* BEGIN *
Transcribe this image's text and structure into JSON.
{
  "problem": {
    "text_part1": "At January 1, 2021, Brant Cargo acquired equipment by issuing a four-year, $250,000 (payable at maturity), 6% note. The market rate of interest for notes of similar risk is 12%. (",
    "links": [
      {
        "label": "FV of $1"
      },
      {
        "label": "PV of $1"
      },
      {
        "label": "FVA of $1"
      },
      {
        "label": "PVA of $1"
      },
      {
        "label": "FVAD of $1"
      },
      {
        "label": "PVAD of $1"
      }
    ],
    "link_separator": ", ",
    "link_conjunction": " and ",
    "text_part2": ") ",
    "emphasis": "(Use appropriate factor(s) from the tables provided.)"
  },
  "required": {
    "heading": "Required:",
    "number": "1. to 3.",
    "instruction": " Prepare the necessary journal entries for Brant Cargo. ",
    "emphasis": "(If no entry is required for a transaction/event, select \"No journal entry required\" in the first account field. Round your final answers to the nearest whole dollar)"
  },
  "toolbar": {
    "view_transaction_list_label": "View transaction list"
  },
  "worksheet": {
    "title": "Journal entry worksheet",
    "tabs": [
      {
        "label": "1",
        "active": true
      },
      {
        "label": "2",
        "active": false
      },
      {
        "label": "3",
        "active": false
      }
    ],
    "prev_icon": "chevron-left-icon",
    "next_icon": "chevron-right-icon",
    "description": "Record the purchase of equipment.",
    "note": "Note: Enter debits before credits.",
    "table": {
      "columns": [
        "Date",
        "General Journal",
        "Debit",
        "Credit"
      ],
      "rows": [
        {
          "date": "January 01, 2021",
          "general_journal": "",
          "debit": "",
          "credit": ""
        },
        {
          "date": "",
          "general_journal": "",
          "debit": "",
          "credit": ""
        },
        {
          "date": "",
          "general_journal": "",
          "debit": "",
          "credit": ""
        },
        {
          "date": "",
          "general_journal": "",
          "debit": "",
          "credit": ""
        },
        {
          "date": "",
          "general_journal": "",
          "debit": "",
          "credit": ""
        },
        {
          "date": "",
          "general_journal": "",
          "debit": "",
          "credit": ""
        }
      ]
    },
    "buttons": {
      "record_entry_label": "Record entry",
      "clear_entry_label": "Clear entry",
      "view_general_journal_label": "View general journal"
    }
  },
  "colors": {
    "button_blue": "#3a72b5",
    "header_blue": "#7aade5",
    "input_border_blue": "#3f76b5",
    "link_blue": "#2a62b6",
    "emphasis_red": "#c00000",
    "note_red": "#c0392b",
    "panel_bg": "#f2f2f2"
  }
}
* END *
## GIVEN EXERCISE
Return every record above exactly as it appears.

## SOLUTION TO THE EXERCISE
Transcribe this image's text and structure into JSON.
{
  "problem": {
    "text_part1": "At January 1, 2021, Brant Cargo acquired equipment by issuing a four-year, $250,000 (payable at maturity), 6% note. The market rate of interest for notes of similar risk is 12%. (",
    "links": [
      {
        "label": "FV of $1"
      },
      {
        "label": "PV of $1"
      },
      {
        "label": "FVA of $1"
      },
      {
        "label": "PVA of $1"
      },
      {
        "label": "FVAD of $1"
      },
      {
        "label": "PVAD of $1"
      }
    ],
    "link_separator": ", ",
    "link_conjunction": " and ",
    "text_part2": ") ",
    "emphasis": "(Use appropriate factor(s) from the tables provided.)"
  },
  "required": {
    "heading": "Required:",
    "number": "1. to 3.",
    "instruction": " Prepare the necessary journal entries for Brant Cargo. ",
    "emphasis": "(If no entry is required for a transaction/event, select \"No journal entry required\" in the first account field. Round your final answers to the nearest whole dollar)"
  },
  "toolbar": {
    "view_transaction_list_label": "View transaction list"
  },
  "worksheet": {
    "title": "Journal entry worksheet",
    "tabs": [
      {
        "label": "1",
        "active": true
      },
      {
        "label": "2",
        "active": false
      },
      {
        "label": "3",
        "active": false
      }
    ],
    "prev_icon": "chevron-left-icon",
    "next_icon": "chevron-right-icon",
    "description": "Record the purchase of equipment.",
    "note": "Note: Enter debits before credits.",
    "table": {
      "columns": [
        "Date",
        "General Journal",
        "Debit",
        "Credit"
      ],
      "rows": [
        {
          "date": "January 01, 2021",
          "general_journal": "",
          "debit": "",
          "credit": ""
        },
        {
          "date": "",
          "general_journal": "",
          "debit": "",
          "credit": ""
        },
        {
          "date": "",
          "general_journal": "",
          "debit": "",
          "credit": ""
        },
        {
          "date": "",
          "general_journal": "",
          "debit": "",
          "credit": ""
        },
        {
          "date": "",
          "general_journal": "",
          "debit": "",
          "credit": ""
        },
        {
          "date": "",
          "general_journal": "",
          "debit": "",
          "credit": ""
        }
      ]
    },
    "buttons": {
      "record_entry_label": "Record entry",
      "clear_entry_label": "Clear entry",
      "view_general_journal_label": "View general journal"
    }
  },
  "colors": {
    "button_blue": "#3a72b5",
    "header_blue": "#7aade5",
    "input_border_blue": "#3f76b5",
    "link_blue": "#2a62b6",
    "emphasis_red": "#c00000",
    "note_red": "#c0392b",
    "panel_bg": "#f2f2f2"
  }
}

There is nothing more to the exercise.